_Task directions_. Rewrite everything from the line containing "What elements are" down to the line containing "- X-axis label: Graphe", putting "Respond" in place of "Reply" and leaving everything else unchanged.

═════ Data for processing

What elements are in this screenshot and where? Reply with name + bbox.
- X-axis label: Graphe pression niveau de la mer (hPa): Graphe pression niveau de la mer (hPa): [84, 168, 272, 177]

══════════
═════ Data for processing

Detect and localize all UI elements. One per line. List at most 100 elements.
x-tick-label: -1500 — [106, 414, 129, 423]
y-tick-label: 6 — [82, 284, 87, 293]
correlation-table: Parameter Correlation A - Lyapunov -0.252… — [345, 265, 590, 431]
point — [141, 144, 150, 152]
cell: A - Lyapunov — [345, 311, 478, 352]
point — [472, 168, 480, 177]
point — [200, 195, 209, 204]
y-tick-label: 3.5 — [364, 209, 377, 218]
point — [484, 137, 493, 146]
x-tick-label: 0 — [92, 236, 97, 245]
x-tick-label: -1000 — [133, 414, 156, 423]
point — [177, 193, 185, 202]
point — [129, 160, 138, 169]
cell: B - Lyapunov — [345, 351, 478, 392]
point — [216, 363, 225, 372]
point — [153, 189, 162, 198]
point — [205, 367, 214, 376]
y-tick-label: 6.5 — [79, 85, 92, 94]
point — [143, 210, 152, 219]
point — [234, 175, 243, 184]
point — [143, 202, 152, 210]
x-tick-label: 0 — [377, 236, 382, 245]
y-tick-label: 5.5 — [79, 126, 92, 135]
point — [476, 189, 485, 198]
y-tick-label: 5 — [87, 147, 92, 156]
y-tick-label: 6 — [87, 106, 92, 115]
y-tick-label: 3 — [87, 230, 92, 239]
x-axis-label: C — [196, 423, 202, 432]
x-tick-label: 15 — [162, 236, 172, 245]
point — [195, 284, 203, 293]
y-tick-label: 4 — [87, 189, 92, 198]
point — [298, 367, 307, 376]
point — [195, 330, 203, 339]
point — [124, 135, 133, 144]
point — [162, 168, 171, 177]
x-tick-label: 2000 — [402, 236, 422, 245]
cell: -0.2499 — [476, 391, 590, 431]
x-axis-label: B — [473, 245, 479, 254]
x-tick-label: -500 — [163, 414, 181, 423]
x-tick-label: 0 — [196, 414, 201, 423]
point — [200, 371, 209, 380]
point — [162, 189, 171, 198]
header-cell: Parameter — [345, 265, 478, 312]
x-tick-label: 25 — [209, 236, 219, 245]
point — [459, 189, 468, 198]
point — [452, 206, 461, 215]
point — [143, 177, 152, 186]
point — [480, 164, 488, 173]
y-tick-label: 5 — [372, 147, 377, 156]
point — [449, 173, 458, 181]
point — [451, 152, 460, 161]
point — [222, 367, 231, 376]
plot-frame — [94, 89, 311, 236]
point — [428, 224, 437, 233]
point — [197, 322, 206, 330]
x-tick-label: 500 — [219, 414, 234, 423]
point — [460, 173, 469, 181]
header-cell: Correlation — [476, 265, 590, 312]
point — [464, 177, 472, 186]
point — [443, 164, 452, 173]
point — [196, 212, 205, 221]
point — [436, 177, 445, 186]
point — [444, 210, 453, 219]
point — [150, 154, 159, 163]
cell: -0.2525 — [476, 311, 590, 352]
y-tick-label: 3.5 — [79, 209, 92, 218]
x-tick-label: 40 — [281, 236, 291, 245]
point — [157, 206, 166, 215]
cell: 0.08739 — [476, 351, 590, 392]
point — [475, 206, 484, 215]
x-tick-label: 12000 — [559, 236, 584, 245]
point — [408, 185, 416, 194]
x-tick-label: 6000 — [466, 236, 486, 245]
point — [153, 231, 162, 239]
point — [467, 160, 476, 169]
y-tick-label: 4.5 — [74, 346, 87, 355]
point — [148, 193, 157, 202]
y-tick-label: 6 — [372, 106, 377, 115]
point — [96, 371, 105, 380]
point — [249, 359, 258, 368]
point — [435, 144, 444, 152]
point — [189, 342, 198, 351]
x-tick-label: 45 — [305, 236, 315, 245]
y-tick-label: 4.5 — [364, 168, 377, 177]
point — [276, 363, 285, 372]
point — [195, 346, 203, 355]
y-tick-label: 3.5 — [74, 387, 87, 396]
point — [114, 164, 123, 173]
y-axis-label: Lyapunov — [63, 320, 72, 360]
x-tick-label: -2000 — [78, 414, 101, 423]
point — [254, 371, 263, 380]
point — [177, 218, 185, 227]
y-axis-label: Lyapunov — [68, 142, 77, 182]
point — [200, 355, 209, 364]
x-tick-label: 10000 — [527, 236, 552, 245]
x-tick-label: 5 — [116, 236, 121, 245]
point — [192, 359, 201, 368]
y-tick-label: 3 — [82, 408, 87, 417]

══════════

_Solution below_.
What elements are in this screenshot and where? Respond with name + bbox.
- X-axis label: Graphe pression niveau de la mer (hPa): Graphe pression niveau de la mer (hPa): [84, 168, 272, 177]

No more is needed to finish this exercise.